(Stored records)
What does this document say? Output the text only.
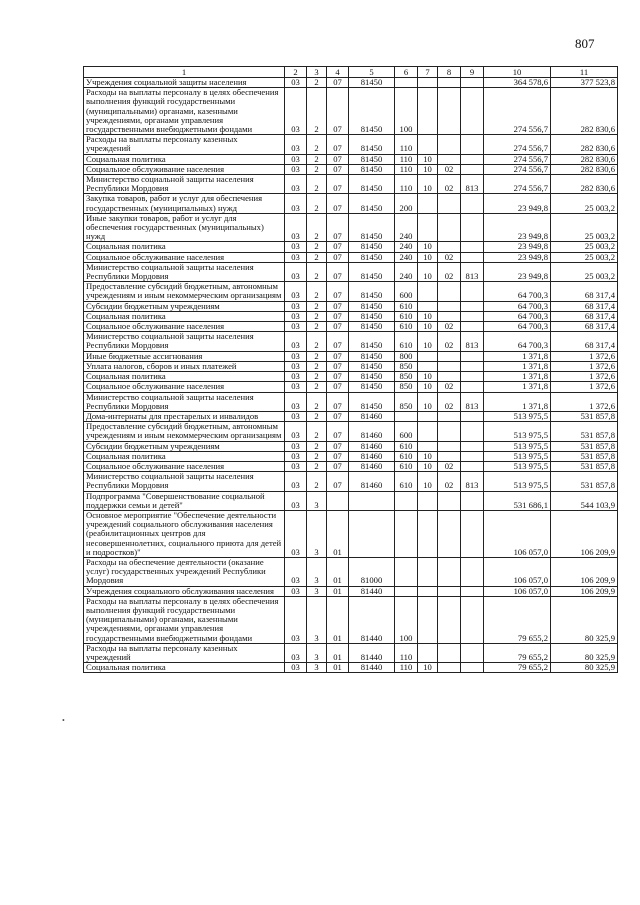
807
1	2	3	4	5	6	7	8	9	10	11
Учреждения социальной защиты населения	03	2	07	81450					364 578,6	377 523,8
Расходы на выплаты персоналу в целях обеспечения выполнения функций государственными (муниципальными) органами, казенными учреждениями, органами управления государственными внебюджетными фондами	03	2	07	81450	100				274 556,7	282 830,6
Расходы на выплаты персоналу казенных учреждений	03	2	07	81450	110				274 556,7	282 830,6
Социальная политика	03	2	07	81450	110	10			274 556,7	282 830,6
Социальное обслуживание населения	03	2	07	81450	110	10	02		274 556,7	282 830,6
Министерство социальной защиты населения Республики Мордовия	03	2	07	81450	110	10	02	813	274 556,7	282 830,6
Закупка товаров, работ и услуг для обеспечения государственных (муниципальных) нужд	03	2	07	81450	200				23 949,8	25 003,2
Иные закупки товаров, работ и услуг для обеспечения государственных (муниципальных) нужд	03	2	07	81450	240				23 949,8	25 003,2
Социальная политика	03	2	07	81450	240	10			23 949,8	25 003,2
Социальное обслуживание населения	03	2	07	81450	240	10	02		23 949,8	25 003,2
Министерство социальной защиты населения Республики Мордовия	03	2	07	81450	240	10	02	813	23 949,8	25 003,2
Предоставление субсидий бюджетным, автономным учреждениям и иным некоммерческим организациям	03	2	07	81450	600				64 700,3	68 317,4
Субсидии бюджетным учреждениям	03	2	07	81450	610				64 700,3	68 317,4
Социальная политика	03	2	07	81450	610	10			64 700,3	68 317,4
Социальное обслуживание населения	03	2	07	81450	610	10	02		64 700,3	68 317,4
Министерство социальной защиты населения Республики Мордовия	03	2	07	81450	610	10	02	813	64 700,3	68 317,4
Иные бюджетные ассигнования	03	2	07	81450	800				1 371,8	1 372,6
Уплата налогов, сборов и иных платежей	03	2	07	81450	850				1 371,8	1 372,6
Социальная политика	03	2	07	81450	850	10			1 371,8	1 372,6
Социальное обслуживание населения	03	2	07	81450	850	10	02		1 371,8	1 372,6
Министерство социальной защиты населения Республики Мордовия	03	2	07	81450	850	10	02	813	1 371,8	1 372,6
Дома-интернаты для престарелых и инвалидов	03	2	07	81460					513 975,5	531 857,8
Предоставление субсидий бюджетным, автономным учреждениям и иным некоммерческим организациям	03	2	07	81460	600				513 975,5	531 857,8
Субсидии бюджетным учреждениям	03	2	07	81460	610				513 975,5	531 857,8
Социальная политика	03	2	07	81460	610	10			513 975,5	531 857,8
Социальное обслуживание населения	03	2	07	81460	610	10	02		513 975,5	531 857,8
Министерство социальной защиты населения Республики Мордовия	03	2	07	81460	610	10	02	813	513 975,5	531 857,8
Подпрограмма "Совершенствование социальной поддержки семьи и детей"	03	3							531 686,1	544 103,9
Основное мероприятие "Обеспечение деятельности учреждений социального обслуживания населения (реабилитационных центров для несовершеннолетних, социального приюта для детей и подростков)"	03	3	01						106 057,0	106 209,9
Расходы на обеспечение деятельности (оказание услуг) государственных учреждений Республики Мордовия	03	3	01	81000					106 057,0	106 209,9
Учреждения социального обслуживания населения	03	3	01	81440					106 057,0	106 209,9
Расходы на выплаты персоналу в целях обеспечения выполнения функций государственными (муниципальными) органами, казенными учреждениями, органами управления государственными внебюджетными фондами	03	3	01	81440	100				79 655,2	80 325,9
Расходы на выплаты персоналу казенных учреждений	03	3	01	81440	110				79 655,2	80 325,9
Социальная политика	03	3	01	81440	110	10			79 655,2	80 325,9
•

**STATED GOAL:**
Gather, from the listing above, every line carrying the word "услуг".

**EXERCISE RESPONSE:**
Закупка товаров, работ и услуг для обеспечения государственных (муниципальных) нужд	03	2	07	81450	200				23 949,8	25 003,2
Иные закупки товаров, работ и услуг для обеспечения государственных (муниципальных) нужд	03	2	07	81450	240				23 949,8	25 003,2
Расходы на обеспечение деятельности (оказание услуг) государственных учреждений Республики Мордовия	03	3	01	81000					106 057,0	106 209,9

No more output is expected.